The task >> Locate the string "with" throughout the material and copy every line in which it occurs.

Records >>
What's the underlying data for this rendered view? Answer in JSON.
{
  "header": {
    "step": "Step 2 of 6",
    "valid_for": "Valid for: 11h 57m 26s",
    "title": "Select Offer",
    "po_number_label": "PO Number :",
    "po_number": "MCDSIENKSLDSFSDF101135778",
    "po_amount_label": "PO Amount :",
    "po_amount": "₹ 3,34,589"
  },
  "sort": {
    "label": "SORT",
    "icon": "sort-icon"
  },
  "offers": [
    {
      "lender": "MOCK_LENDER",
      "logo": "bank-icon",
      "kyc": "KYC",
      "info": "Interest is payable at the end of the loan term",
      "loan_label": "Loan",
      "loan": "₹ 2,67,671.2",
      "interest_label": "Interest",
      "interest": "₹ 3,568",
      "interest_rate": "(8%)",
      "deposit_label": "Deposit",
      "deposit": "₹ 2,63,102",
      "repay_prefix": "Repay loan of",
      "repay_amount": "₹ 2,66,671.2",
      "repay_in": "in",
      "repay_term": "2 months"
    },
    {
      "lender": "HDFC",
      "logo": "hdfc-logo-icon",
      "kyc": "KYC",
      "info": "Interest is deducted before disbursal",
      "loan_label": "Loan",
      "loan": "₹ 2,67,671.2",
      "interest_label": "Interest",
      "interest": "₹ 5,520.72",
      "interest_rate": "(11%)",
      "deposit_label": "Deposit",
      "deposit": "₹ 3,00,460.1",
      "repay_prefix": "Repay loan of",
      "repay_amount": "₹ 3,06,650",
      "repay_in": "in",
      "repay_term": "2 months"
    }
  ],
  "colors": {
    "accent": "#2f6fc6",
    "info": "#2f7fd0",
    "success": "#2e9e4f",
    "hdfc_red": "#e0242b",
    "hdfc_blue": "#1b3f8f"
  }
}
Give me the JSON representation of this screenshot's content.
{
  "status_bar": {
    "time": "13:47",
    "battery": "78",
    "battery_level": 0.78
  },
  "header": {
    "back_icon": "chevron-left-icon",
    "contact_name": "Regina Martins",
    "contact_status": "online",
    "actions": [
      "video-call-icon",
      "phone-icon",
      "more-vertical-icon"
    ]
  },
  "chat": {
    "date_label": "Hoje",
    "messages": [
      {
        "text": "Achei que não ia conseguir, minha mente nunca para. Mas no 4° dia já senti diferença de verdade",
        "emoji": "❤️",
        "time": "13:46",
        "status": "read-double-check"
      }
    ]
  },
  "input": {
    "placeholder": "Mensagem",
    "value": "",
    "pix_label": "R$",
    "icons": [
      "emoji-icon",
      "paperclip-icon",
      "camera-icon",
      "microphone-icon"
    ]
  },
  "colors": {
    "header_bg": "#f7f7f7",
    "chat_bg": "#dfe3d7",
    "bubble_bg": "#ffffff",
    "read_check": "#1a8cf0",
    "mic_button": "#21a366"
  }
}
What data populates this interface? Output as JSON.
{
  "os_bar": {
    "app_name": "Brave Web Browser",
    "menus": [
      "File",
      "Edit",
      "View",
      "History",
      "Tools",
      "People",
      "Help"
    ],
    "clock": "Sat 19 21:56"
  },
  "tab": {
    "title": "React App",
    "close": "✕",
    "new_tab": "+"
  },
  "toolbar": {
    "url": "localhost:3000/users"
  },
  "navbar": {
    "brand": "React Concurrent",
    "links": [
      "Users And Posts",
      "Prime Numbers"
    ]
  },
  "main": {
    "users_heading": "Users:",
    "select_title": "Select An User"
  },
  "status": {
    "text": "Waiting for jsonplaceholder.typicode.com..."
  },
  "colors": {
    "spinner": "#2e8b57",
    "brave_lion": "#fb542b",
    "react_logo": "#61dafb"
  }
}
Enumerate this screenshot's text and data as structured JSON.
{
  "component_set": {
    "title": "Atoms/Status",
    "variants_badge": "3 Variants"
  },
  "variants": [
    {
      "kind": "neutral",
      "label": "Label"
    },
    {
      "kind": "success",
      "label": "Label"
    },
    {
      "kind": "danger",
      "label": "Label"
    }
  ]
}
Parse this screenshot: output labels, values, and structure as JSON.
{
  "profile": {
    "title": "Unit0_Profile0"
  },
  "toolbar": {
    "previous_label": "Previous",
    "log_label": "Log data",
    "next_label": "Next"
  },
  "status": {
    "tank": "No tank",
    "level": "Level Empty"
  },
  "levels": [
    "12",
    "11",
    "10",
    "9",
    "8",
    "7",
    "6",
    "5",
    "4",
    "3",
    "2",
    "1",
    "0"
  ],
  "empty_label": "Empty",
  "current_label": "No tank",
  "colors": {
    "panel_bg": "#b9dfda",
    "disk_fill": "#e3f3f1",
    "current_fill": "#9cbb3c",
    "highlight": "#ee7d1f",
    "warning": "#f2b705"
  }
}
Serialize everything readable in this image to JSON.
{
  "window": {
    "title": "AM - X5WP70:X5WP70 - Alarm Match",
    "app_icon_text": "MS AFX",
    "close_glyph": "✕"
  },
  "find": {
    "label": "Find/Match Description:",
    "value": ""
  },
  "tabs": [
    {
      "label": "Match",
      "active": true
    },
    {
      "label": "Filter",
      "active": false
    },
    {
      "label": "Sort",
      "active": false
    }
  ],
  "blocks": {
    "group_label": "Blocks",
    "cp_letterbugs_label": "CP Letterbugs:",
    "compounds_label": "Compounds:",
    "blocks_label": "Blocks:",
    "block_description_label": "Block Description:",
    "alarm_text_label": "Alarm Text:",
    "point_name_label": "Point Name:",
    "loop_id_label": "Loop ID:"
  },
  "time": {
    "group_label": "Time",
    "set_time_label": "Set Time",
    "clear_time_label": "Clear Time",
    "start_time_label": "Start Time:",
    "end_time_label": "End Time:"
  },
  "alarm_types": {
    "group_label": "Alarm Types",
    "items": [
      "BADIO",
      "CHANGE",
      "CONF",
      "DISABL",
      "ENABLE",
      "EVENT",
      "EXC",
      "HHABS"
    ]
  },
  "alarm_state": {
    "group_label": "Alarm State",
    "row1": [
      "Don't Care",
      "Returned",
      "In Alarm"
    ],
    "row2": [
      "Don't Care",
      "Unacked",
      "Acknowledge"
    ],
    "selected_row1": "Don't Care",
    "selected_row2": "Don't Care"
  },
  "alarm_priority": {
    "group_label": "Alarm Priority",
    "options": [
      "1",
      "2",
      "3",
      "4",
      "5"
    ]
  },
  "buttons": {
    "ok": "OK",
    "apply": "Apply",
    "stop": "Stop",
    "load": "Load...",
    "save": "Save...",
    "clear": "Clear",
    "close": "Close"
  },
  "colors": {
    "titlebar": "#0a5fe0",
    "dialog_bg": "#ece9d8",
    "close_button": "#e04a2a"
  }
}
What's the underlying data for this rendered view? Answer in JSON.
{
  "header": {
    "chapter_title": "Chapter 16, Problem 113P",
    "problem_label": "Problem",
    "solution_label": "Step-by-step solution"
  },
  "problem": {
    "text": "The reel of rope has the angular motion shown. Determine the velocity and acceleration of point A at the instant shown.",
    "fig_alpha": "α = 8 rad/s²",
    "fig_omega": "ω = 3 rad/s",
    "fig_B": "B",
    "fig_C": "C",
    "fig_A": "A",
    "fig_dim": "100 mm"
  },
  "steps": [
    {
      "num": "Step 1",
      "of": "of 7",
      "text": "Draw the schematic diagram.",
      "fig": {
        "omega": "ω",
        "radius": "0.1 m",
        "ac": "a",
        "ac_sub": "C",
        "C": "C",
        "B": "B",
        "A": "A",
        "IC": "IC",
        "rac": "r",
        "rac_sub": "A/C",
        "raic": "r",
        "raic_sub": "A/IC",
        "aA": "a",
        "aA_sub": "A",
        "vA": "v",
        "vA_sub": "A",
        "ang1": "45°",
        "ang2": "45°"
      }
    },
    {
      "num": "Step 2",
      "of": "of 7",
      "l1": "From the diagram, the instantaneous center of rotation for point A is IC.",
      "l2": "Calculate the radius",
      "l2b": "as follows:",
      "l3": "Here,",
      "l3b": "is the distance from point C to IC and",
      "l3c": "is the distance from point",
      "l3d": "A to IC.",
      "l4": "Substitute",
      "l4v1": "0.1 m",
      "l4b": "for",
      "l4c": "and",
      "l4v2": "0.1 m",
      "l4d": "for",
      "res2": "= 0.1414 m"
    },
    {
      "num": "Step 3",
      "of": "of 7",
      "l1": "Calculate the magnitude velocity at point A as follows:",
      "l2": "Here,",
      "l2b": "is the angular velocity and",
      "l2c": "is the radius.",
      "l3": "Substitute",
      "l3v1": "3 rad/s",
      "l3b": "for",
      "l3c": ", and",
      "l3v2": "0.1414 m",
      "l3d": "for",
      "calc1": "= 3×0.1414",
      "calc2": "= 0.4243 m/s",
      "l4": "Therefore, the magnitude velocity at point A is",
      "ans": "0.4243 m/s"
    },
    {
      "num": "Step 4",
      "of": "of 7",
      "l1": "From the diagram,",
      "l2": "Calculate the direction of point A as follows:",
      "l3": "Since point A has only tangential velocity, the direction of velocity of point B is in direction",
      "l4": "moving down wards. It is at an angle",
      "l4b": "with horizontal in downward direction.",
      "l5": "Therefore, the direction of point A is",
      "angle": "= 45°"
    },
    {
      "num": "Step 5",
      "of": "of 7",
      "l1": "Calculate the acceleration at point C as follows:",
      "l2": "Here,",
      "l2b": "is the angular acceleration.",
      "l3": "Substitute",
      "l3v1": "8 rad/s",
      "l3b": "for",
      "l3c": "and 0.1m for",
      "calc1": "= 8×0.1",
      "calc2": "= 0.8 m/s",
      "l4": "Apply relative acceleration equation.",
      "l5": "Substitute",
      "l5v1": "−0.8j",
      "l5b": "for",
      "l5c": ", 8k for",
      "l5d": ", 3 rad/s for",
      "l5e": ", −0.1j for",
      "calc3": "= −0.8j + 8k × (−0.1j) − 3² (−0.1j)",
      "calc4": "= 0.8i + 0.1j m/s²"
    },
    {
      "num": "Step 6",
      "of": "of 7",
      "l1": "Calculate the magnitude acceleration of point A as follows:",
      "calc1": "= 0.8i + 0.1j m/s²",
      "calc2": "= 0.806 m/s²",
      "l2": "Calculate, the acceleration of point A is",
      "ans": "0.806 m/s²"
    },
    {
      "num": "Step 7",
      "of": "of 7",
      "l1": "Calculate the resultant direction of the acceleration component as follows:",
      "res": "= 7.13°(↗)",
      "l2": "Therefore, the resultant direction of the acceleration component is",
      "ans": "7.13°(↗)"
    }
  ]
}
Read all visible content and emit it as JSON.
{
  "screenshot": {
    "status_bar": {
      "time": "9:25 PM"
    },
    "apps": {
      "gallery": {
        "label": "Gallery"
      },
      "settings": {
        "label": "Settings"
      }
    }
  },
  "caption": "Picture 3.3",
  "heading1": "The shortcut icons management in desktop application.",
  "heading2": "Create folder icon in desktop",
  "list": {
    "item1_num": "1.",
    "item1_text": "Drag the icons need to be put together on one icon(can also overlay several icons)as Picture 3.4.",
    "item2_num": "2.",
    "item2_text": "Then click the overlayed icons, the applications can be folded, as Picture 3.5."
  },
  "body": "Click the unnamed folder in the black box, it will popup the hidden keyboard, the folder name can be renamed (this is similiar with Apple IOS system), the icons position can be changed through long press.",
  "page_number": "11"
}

Solved exercise >>
      "l4b": "with horizontal in downward direction.",
  "body": "Click the unnamed folder in the black box, it will popup the hidden keyboard, the folder name can be renamed (this is similiar with Apple IOS system), the icons position can be changed through long press.",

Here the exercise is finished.